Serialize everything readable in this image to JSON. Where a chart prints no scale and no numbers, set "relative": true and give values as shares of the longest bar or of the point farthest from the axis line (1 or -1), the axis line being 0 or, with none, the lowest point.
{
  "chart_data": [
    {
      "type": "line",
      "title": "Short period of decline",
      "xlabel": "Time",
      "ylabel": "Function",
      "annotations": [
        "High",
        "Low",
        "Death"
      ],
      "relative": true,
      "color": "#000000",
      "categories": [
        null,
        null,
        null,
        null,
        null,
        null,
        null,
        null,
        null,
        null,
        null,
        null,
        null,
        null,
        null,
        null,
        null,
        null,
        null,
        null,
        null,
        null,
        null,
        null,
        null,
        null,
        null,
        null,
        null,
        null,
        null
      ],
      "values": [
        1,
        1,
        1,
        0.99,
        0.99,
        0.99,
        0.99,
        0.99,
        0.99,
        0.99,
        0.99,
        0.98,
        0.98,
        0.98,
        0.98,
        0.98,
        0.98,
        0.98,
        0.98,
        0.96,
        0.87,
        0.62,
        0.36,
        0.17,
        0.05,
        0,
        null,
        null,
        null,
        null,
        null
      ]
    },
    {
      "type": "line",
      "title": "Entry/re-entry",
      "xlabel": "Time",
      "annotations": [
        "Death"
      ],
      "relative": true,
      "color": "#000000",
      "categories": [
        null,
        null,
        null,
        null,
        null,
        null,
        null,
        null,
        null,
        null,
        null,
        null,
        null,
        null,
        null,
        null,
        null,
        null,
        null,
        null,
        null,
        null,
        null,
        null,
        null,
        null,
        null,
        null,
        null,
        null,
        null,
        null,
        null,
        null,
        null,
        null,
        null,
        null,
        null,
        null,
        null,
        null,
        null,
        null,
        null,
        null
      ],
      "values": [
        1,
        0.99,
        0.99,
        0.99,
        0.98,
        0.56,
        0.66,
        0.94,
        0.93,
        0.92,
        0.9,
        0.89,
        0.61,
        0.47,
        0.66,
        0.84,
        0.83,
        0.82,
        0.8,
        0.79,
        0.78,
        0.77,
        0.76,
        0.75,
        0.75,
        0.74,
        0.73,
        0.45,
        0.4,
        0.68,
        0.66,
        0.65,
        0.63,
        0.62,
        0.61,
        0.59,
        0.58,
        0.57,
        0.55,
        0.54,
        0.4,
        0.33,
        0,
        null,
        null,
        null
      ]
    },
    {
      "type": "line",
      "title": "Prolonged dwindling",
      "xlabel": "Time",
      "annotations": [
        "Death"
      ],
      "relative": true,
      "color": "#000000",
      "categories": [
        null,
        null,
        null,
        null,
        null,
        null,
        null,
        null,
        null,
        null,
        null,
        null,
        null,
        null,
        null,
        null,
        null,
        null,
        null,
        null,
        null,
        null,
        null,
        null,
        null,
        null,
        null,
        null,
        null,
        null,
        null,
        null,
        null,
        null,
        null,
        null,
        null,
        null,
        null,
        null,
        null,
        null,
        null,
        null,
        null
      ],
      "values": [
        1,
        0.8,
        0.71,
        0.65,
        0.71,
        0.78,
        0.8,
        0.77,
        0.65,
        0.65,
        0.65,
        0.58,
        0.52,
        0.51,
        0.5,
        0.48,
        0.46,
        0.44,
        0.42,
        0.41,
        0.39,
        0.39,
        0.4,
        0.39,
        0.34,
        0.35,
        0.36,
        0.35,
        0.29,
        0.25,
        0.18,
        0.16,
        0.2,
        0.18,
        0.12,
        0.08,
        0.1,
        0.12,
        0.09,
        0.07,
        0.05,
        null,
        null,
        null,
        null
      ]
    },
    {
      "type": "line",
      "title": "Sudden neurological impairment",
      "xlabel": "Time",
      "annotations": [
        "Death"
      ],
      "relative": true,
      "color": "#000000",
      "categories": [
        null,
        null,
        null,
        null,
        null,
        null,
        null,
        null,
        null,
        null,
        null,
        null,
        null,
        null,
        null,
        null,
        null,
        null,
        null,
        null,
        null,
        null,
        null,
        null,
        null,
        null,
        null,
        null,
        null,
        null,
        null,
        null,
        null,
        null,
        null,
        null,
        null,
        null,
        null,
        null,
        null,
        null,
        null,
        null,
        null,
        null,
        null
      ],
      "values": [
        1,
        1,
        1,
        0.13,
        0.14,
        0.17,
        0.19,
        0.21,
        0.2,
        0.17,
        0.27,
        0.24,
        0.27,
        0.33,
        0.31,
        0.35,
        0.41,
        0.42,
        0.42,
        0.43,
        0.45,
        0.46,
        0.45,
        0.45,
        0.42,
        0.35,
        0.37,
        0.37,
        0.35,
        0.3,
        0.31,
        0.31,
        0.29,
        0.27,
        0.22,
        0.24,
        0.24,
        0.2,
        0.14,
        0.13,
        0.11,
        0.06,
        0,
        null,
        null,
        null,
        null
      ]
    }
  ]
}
+++
Problem statement:
Write all of the records out again exactly.

Finished answer:
Serialize everything readable in this image to JSON. Where a chart prints no scale and no numbers, set "relative": true and give values as shares of the longest bar or of the point farthest from the axis line (1 or -1), the axis line being 0 or, with none, the lowest point.
{
  "chart_data": [
    {
      "type": "line",
      "title": "Short period of decline",
      "xlabel": "Time",
      "ylabel": "Function",
      "annotations": [
        "High",
        "Low",
        "Death"
      ],
      "relative": true,
      "color": "#000000",
      "categories": [
        null,
        null,
        null,
        null,
        null,
        null,
        null,
        null,
        null,
        null,
        null,
        null,
        null,
        null,
        null,
        null,
        null,
        null,
        null,
        null,
        null,
        null,
        null,
        null,
        null,
        null,
        null,
        null,
        null,
        null,
        null
      ],
      "values": [
        1,
        1,
        1,
        0.99,
        0.99,
        0.99,
        0.99,
        0.99,
        0.99,
        0.99,
        0.99,
        0.98,
        0.98,
        0.98,
        0.98,
        0.98,
        0.98,
        0.98,
        0.98,
        0.96,
        0.87,
        0.62,
        0.36,
        0.17,
        0.05,
        0,
        null,
        null,
        null,
        null,
        null
      ]
    },
    {
      "type": "line",
      "title": "Entry/re-entry",
      "xlabel": "Time",
      "annotations": [
        "Death"
      ],
      "relative": true,
      "color": "#000000",
      "categories": [
        null,
        null,
        null,
        null,
        null,
        null,
        null,
        null,
        null,
        null,
        null,
        null,
        null,
        null,
        null,
        null,
        null,
        null,
        null,
        null,
        null,
        null,
        null,
        null,
        null,
        null,
        null,
        null,
        null,
        null,
        null,
        null,
        null,
        null,
        null,
        null,
        null,
        null,
        null,
        null,
        null,
        null,
        null,
        null,
        null,
        null
      ],
      "values": [
        1,
        0.99,
        0.99,
        0.99,
        0.98,
        0.56,
        0.66,
        0.94,
        0.93,
        0.92,
        0.9,
        0.89,
        0.61,
        0.47,
        0.66,
        0.84,
        0.83,
        0.82,
        0.8,
        0.79,
        0.78,
        0.77,
        0.76,
        0.75,
        0.75,
        0.74,
        0.73,
        0.45,
        0.4,
        0.68,
        0.66,
        0.65,
        0.63,
        0.62,
        0.61,
        0.59,
        0.58,
        0.57,
        0.55,
        0.54,
        0.4,
        0.33,
        0,
        null,
        null,
        null
      ]
    },
    {
      "type": "line",
      "title": "Prolonged dwindling",
      "xlabel": "Time",
      "annotations": [
        "Death"
      ],
      "relative": true,
      "color": "#000000",
      "categories": [
        null,
        null,
        null,
        null,
        null,
        null,
        null,
        null,
        null,
        null,
        null,
        null,
        null,
        null,
        null,
        null,
        null,
        null,
        null,
        null,
        null,
        null,
        null,
        null,
        null,
        null,
        null,
        null,
        null,
        null,
        null,
        null,
        null,
        null,
        null,
        null,
        null,
        null,
        null,
        null,
        null,
        null,
        null,
        null,
        null
      ],
      "values": [
        1,
        0.8,
        0.71,
        0.65,
        0.71,
        0.78,
        0.8,
        0.77,
        0.65,
        0.65,
        0.65,
        0.58,
        0.52,
        0.51,
        0.5,
        0.48,
        0.46,
        0.44,
        0.42,
        0.41,
        0.39,
        0.39,
        0.4,
        0.39,
        0.34,
        0.35,
        0.36,
        0.35,
        0.29,
        0.25,
        0.18,
        0.16,
        0.2,
        0.18,
        0.12,
        0.08,
        0.1,
        0.12,
        0.09,
        0.07,
        0.05,
        null,
        null,
        null,
        null
      ]
    },
    {
      "type": "line",
      "title": "Sudden neurological impairment",
      "xlabel": "Time",
      "annotations": [
        "Death"
      ],
      "relative": true,
      "color": "#000000",
      "categories": [
        null,
        null,
        null,
        null,
        null,
        null,
        null,
        null,
        null,
        null,
        null,
        null,
        null,
        null,
        null,
        null,
        null,
        null,
        null,
        null,
        null,
        null,
        null,
        null,
        null,
        null,
        null,
        null,
        null,
        null,
        null,
        null,
        null,
        null,
        null,
        null,
        null,
        null,
        null,
        null,
        null,
        null,
        null,
        null,
        null,
        null,
        null
      ],
      "values": [
        1,
        1,
        1,
        0.13,
        0.14,
        0.17,
        0.19,
        0.21,
        0.2,
        0.17,
        0.27,
        0.24,
        0.27,
        0.33,
        0.31,
        0.35,
        0.41,
        0.42,
        0.42,
        0.43,
        0.45,
        0.46,
        0.45,
        0.45,
        0.42,
        0.35,
        0.37,
        0.37,
        0.35,
        0.3,
        0.31,
        0.31,
        0.29,
        0.27,
        0.22,
        0.24,
        0.24,
        0.2,
        0.14,
        0.13,
        0.11,
        0.06,
        0,
        null,
        null,
        null,
        null
      ]
    }
  ]
}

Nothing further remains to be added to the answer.